Could you write out every entry exactly as it stands?

Stored entries:
§
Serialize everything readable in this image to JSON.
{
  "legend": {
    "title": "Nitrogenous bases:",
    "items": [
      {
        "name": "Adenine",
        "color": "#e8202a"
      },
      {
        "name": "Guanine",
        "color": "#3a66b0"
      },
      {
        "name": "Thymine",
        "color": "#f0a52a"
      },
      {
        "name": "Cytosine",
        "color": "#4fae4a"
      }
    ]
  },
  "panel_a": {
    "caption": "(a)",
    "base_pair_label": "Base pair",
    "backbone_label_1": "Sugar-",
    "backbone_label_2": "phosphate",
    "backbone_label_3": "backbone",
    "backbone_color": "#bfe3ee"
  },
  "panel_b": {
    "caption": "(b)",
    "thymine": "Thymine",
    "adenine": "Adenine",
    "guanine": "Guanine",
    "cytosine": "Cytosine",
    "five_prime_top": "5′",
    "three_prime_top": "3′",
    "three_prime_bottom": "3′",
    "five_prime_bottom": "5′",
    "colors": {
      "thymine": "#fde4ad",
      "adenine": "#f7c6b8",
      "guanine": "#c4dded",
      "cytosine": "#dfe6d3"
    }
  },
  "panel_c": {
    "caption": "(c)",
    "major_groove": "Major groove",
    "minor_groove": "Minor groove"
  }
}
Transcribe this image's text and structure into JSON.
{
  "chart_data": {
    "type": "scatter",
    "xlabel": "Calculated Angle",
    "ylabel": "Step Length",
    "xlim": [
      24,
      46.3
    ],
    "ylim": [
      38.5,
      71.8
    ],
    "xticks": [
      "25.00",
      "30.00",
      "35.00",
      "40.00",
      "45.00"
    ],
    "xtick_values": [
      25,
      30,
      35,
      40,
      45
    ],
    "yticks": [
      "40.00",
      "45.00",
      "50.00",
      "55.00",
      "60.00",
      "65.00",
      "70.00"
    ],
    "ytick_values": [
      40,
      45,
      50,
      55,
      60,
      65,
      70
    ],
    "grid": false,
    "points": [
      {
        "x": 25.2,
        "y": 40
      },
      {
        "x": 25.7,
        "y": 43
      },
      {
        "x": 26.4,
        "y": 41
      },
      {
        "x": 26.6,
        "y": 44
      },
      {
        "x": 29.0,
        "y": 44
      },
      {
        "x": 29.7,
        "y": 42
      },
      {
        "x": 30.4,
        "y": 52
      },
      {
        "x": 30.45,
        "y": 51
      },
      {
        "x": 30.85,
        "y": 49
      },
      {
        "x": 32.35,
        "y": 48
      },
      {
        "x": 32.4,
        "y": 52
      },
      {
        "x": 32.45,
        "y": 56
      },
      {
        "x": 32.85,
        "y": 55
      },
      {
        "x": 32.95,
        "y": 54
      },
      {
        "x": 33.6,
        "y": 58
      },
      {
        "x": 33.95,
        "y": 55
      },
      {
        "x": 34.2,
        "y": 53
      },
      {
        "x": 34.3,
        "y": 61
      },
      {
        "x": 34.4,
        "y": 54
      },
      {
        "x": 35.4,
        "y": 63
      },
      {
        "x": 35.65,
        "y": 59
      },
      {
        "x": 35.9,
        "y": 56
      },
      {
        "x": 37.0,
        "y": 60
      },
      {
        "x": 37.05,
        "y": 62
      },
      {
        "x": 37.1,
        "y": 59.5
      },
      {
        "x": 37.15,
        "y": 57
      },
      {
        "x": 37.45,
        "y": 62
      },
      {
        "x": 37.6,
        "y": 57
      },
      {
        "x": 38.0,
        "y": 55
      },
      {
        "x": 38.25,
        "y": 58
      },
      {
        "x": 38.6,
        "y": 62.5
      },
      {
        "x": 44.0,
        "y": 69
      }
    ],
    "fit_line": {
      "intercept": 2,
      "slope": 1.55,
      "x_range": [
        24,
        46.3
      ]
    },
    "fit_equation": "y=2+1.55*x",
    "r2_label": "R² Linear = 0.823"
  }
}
§
▸ **THE RESULT**:
Serialize everything readable in this image to JSON.
{
  "legend": {
    "title": "Nitrogenous bases:",
    "items": [
      {
        "name": "Adenine",
        "color": "#e8202a"
      },
      {
        "name": "Guanine",
        "color": "#3a66b0"
      },
      {
        "name": "Thymine",
        "color": "#f0a52a"
      },
      {
        "name": "Cytosine",
        "color": "#4fae4a"
      }
    ]
  },
  "panel_a": {
    "caption": "(a)",
    "base_pair_label": "Base pair",
    "backbone_label_1": "Sugar-",
    "backbone_label_2": "phosphate",
    "backbone_label_3": "backbone",
    "backbone_color": "#bfe3ee"
  },
  "panel_b": {
    "caption": "(b)",
    "thymine": "Thymine",
    "adenine": "Adenine",
    "guanine": "Guanine",
    "cytosine": "Cytosine",
    "five_prime_top": "5′",
    "three_prime_top": "3′",
    "three_prime_bottom": "3′",
    "five_prime_bottom": "5′",
    "colors": {
      "thymine": "#fde4ad",
      "adenine": "#f7c6b8",
      "guanine": "#c4dded",
      "cytosine": "#dfe6d3"
    }
  },
  "panel_c": {
    "caption": "(c)",
    "major_groove": "Major groove",
    "minor_groove": "Minor groove"
  }
}
Transcribe this image's text and structure into JSON.
{
  "chart_data": {
    "type": "scatter",
    "xlabel": "Calculated Angle",
    "ylabel": "Step Length",
    "xlim": [
      24,
      46.3
    ],
    "ylim": [
      38.5,
      71.8
    ],
    "xticks": [
      "25.00",
      "30.00",
      "35.00",
      "40.00",
      "45.00"
    ],
    "xtick_values": [
      25,
      30,
      35,
      40,
      45
    ],
    "yticks": [
      "40.00",
      "45.00",
      "50.00",
      "55.00",
      "60.00",
      "65.00",
      "70.00"
    ],
    "ytick_values": [
      40,
      45,
      50,
      55,
      60,
      65,
      70
    ],
    "grid": false,
    "points": [
      {
        "x": 25.2,
        "y": 40
      },
      {
        "x": 25.7,
        "y": 43
      },
      {
        "x": 26.4,
        "y": 41
      },
      {
        "x": 26.6,
        "y": 44
      },
      {
        "x": 29.0,
        "y": 44
      },
      {
        "x": 29.7,
        "y": 42
      },
      {
        "x": 30.4,
        "y": 52
      },
      {
        "x": 30.45,
        "y": 51
      },
      {
        "x": 30.85,
        "y": 49
      },
      {
        "x": 32.35,
        "y": 48
      },
      {
        "x": 32.4,
        "y": 52
      },
      {
        "x": 32.45,
        "y": 56
      },
      {
        "x": 32.85,
        "y": 55
      },
      {
        "x": 32.95,
        "y": 54
      },
      {
        "x": 33.6,
        "y": 58
      },
      {
        "x": 33.95,
        "y": 55
      },
      {
        "x": 34.2,
        "y": 53
      },
      {
        "x": 34.3,
        "y": 61
      },
      {
        "x": 34.4,
        "y": 54
      },
      {
        "x": 35.4,
        "y": 63
      },
      {
        "x": 35.65,
        "y": 59
      },
      {
        "x": 35.9,
        "y": 56
      },
      {
        "x": 37.0,
        "y": 60
      },
      {
        "x": 37.05,
        "y": 62
      },
      {
        "x": 37.1,
        "y": 59.5
      },
      {
        "x": 37.15,
        "y": 57
      },
      {
        "x": 37.45,
        "y": 62
      },
      {
        "x": 37.6,
        "y": 57
      },
      {
        "x": 38.0,
        "y": 55
      },
      {
        "x": 38.25,
        "y": 58
      },
      {
        "x": 38.6,
        "y": 62.5
      },
      {
        "x": 44.0,
        "y": 69
      }
    ],
    "fit_line": {
      "intercept": 2,
      "slope": 1.55,
      "x_range": [
        24,
        46.3
      ]
    },
    "fit_equation": "y=2+1.55*x",
    "r2_label": "R² Linear = 0.823"
  }
}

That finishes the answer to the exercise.